Beth Ann Fennelly: Poetics of the Personal

Here’s Beth Ann Fennelly reading from “The Kudzu Chronicles” —


And here’s what Hannah has to say about her:

Beth Ann Fennelly was born in New Jersey, May 22, 1971, and raised in Lake Forest, IL. After graduating from the University of Notre Dame, she taught English in a coal mining village on the Czech/polish border. Once she returned to the states, she earned her Masters of Fine Arts degree in poetry from the University of Arkansas. She published her first book, A Different Kind of Hunger, in 1997, which won the 1997 Texas review Breakthrough Award, and was the first of many awards for her to receive. She has published three books of poetry, all of which are easy to understand and vary in genres. However, she usually writes autobiographical narrative and lyrical poems. Like Dickinson, she typically writes for herself, many of her poems speaking about the love she has for her child, and the intimacies of motherhood. In an interview she speaks of being scoffed at and being sent hate mail for one of her poems in which she speaks of kissing her infant daughter “wetly on the mouth” and that she believes that “In some ways motherhood is one of our last safe taboos and is still very much on a pedestal.” In this way, I believe that she is writing very much like Walt Whitman here, because she is trying to make a statement about the sensuality of motherhood that most women seem to be afraid to admit having. Unlike Campbell McGrath, Fennelly embraces free-style forms and abstract qualities in her poetry. Fennelly lists Shakespeare, John Donne, Elizabeth Bishop, and Marianne Moore as her top influences, as well as her husband, fiction writer Tom Franklin, whom she says is her “first reader” and that it is “a wonderful thing to share.”

3 thoughts on “Beth Ann Fennelly: Poetics of the Personal

  1. lauren February 29, 2012 / 7:58 pm

    I Need to Be More French. Or Japanese.
    by Beth Ann Fennelly

    Then I wouldn’t prefer the California wine,
    its big sugar, big fruit rolling down my tongue,
    a cornucopia spilled across a tacky tablecloth.
    I’d prefer the French, its smoke and rot.
    Said Cézanne: Le monde—c’est terrible!
    Which means, The world—it bites the big weenie.
    People sound smarter in French.
    The Japanese prefer the crescent moon to the full,
    prefer the rose before it blooms.

* * *

*ACTIONS TO TAKE:*
a: According to the Fennelly post, where did Beth Ann Fennelly earn her Master of Fine Arts degree in poetry?
b: Resume the Fennelly post right after its final line, "prefer the rose before it blooms."
The material has no connection to the Fennelly post.

*SUPPLIED DATA:*
* * *

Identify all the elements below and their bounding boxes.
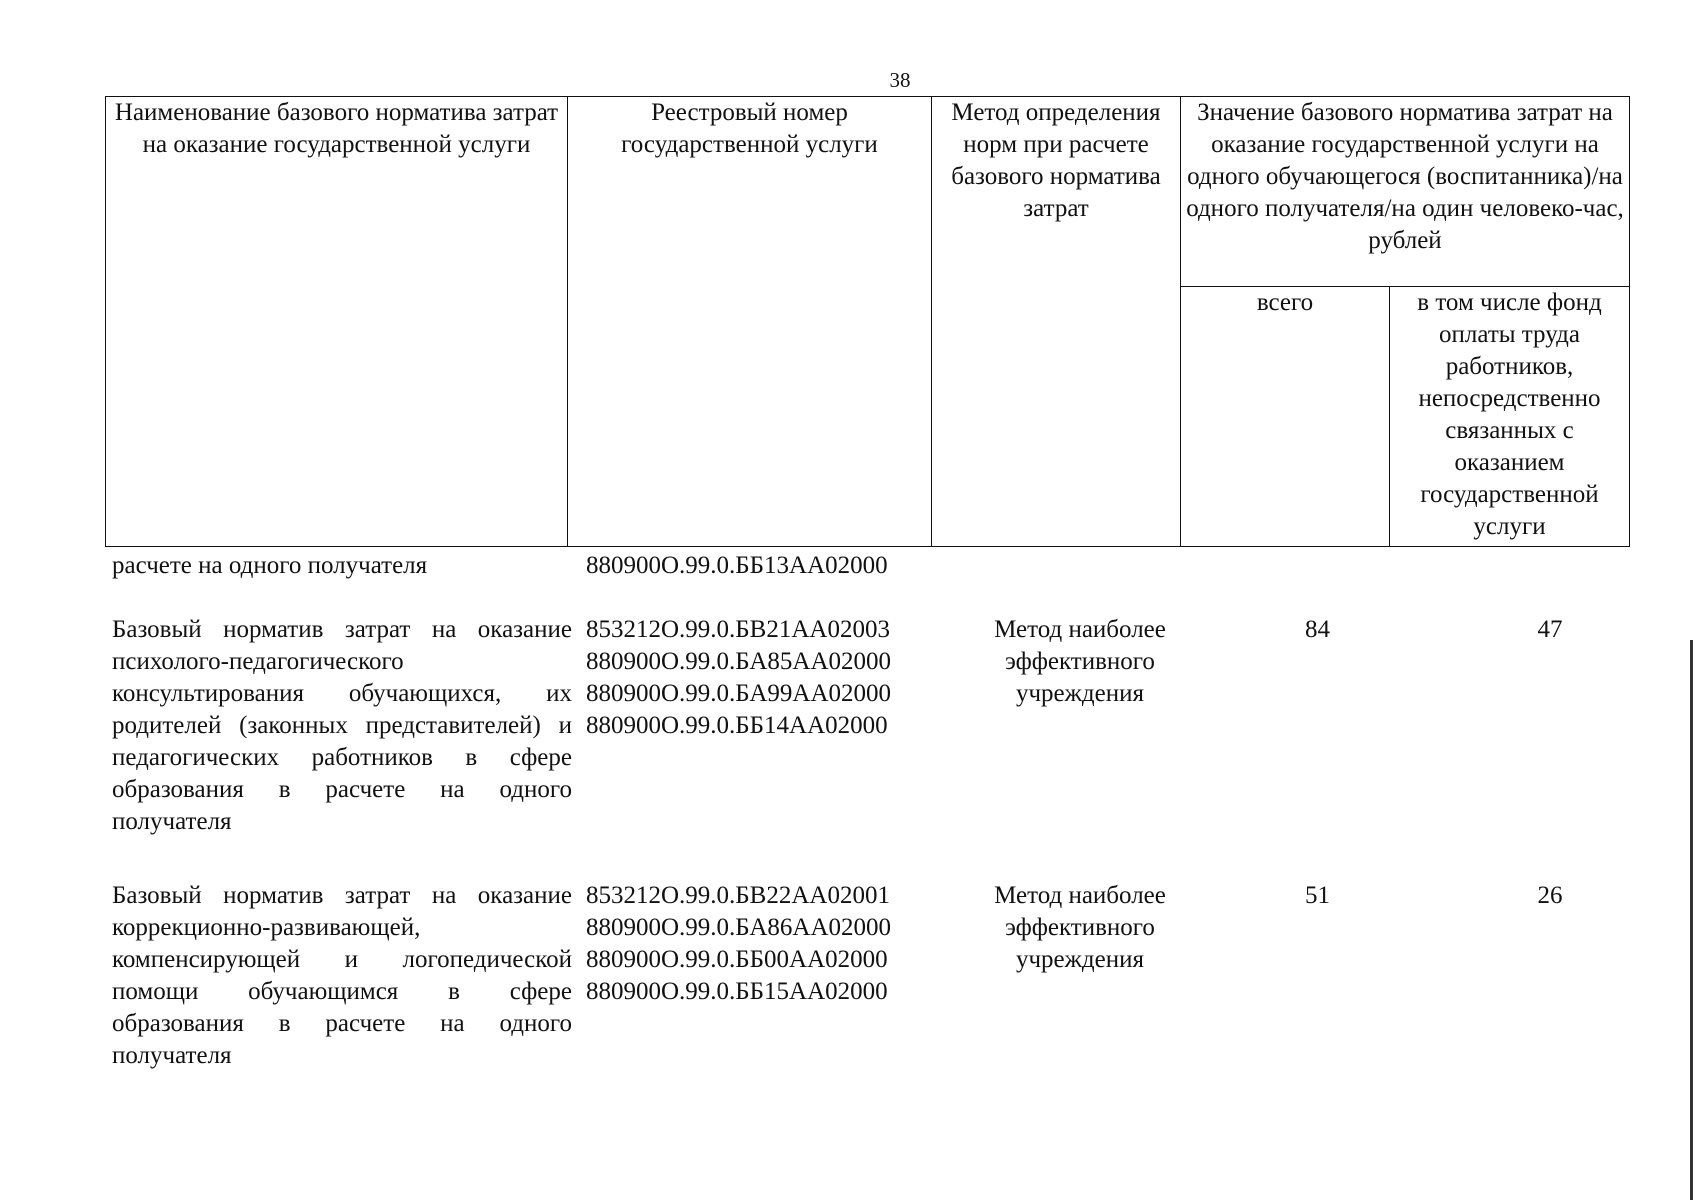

* * *

*ANSWERS PROVIDED:*
a: At the University of Arkansas.

b:
    Oh, I have been to the temples of Kyoto,
    I have stood on the Pont Neuf, and my eyes,
    they drank it in, but my taste buds
    shuffled along in the beer line at Wrigley Field.
    It was the day they gave out foam fingers.
    I hereby pledge to wear more gray, less yellow
    of the beaks of baby mockingbirds,
    that huge yellow yawping open on wobbly necks,
    trusting something yummy will be dropped inside,
    soon. I hereby pledge to be reserved.
    When the French designer learned
    I didn’t like her mockups for my book cover,
    she sniffed, They’re not for everyone. They’re
    subtle. What area code is 662 anyway? I said,
    Mississippi, sweetheart. Bet you couldn’t find it
    with a map. Okay: I didn’t really. But so what
    if I’m subtle as May in Mississippi, my nose
    in the wine-bowl of this magnolia bloom, so what
    if I’m mellow as the punch-drunk bee.
    If I were Japanese I’d write about magnolias
    in March, how tonal, each bud long as a pencil,
    sheathed in celadon suede, jutting from a cluster
    of glossy leaves. I’d end the poem before anything
    bloomed, end with rain swelling the buds
    and the sheaths bursting, then falling to the grass
    like a fairy’s castoff slippers, like candy wrappers,
    like spent firecrackers. Yes, my poem
    would end there, spent firecrackers.
    If I were French, I’d capture post-peak, in July,
    the petals floppy, creased brown with age,
    the stamens naked, stripped of yellow filaments.
    The bees lazy now, bungling the ballet, thinking
    for the first time about October. If I were French,
    I’d prefer this, end with the red-tipped filaments
    scattered on the scorched brown grass,
    and my poem would incite the sophisticated,
    the French and the Japanese readers—
    because the filaments look like matchsticks,
    and it’s matchsticks, we all know, that start the fire.

    When I look at the poem above, listen to the youtube poem we heard, and think about the poem this woman dedicated to her child I realized that it all sounds alike. When I read or listen to her work, more than likely I can tell that it is her voice. While I do not like her as a person, I do like her work. Sometimes her poems don’t make sense as a whole, but the descriptions are very earthy, very vibrant, and I can tell what’s going on only in that moment. But once I move past it, I forget about it. My own poems tend to be narrative, the reader leaves knowing what I am trying to say usually. I finish the poem knowing what I am trying to say. My descriptions aren’t vibrant, but in a way, they can be very, very grungy—which isn’t bad.

  2. Liam March 2, 2012 / 8:54 pm

    Beth is bold.

    She has this strength to her voice that I really admire. I want that strength: I work for it.

    Her poetry is lush and vivid. She writes of things usually left unwritten. She shows you through her poetry experiences, details and other things that you may have not seen. But you can see everything clearly because she makes it so.

    I can not say that my aesthetic is very similar to Beth’s but I can say that I do admire it: quite a bit.

    She is more clear, more precise, more fine tuned in her poetic voice.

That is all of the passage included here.